Filter this material down to the lines that hold "第十三集", copying each one.

────────────────────

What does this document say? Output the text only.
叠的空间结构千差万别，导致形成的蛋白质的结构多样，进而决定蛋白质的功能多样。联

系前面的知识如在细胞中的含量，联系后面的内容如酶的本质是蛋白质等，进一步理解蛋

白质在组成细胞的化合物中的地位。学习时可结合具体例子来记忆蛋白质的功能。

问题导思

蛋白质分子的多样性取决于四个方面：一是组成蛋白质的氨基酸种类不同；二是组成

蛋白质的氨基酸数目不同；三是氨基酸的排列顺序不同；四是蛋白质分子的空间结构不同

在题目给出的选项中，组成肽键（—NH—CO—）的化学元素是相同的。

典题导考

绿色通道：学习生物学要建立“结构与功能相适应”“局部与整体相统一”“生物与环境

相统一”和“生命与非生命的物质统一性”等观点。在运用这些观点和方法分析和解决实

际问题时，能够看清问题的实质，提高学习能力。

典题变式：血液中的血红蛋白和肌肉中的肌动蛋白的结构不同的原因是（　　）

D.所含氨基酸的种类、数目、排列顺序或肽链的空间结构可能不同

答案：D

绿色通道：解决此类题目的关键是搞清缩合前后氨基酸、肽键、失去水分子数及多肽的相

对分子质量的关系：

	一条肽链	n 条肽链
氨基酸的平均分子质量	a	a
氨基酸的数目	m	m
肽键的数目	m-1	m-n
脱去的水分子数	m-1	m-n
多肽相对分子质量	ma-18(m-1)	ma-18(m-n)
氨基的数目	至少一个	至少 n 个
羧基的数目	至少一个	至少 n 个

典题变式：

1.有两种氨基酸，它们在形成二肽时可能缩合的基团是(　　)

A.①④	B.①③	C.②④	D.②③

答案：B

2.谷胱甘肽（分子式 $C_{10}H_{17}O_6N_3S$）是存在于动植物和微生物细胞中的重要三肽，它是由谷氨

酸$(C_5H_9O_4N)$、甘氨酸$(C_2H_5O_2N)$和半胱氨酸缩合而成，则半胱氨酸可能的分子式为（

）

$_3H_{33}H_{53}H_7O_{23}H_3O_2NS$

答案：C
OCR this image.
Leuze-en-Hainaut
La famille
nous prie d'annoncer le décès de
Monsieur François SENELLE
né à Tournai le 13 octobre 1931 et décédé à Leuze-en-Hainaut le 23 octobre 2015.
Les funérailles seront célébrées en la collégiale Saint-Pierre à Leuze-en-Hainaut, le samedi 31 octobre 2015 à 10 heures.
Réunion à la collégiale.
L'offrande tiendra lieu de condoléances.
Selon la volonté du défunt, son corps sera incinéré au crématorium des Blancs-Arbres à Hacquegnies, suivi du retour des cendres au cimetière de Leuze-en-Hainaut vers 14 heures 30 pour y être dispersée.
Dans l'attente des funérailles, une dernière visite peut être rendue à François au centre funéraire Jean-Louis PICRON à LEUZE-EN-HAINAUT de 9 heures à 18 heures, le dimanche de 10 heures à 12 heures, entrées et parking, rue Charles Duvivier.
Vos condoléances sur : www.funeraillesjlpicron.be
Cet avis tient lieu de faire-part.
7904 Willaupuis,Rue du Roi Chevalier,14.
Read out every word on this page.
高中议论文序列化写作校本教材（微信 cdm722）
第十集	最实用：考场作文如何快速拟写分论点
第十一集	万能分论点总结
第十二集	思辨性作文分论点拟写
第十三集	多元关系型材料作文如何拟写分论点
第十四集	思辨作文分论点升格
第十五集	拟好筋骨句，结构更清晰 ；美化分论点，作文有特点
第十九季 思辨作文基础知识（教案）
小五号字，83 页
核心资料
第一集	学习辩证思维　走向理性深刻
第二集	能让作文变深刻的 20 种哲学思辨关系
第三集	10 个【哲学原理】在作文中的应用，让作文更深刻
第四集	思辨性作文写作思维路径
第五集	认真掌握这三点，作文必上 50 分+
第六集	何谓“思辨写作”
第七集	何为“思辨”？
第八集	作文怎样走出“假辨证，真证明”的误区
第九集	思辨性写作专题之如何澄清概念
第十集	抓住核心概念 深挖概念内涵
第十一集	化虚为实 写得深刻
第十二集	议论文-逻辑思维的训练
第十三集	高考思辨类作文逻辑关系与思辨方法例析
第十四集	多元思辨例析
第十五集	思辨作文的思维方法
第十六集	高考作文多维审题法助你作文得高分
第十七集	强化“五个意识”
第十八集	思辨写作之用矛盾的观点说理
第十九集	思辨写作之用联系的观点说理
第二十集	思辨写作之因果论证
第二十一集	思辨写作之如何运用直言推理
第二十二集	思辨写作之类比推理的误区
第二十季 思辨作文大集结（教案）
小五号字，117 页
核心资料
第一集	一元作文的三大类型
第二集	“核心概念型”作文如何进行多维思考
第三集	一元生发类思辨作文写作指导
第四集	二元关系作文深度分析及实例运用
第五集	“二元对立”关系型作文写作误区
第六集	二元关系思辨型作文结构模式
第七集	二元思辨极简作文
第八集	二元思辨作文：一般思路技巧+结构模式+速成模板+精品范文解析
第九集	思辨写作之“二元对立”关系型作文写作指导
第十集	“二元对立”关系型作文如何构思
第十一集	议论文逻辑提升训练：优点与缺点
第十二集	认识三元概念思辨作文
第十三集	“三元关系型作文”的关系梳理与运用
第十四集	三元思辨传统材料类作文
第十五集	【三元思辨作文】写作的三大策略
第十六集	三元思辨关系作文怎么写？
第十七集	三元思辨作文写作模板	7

────────────────────

● OUTPUT OF THE EXERCISE
第十三集	多元关系型材料作文如何拟写分论点
第十三集	高考思辨类作文逻辑关系与思辨方法例析
第十三集	“三元关系型作文”的关系梳理与运用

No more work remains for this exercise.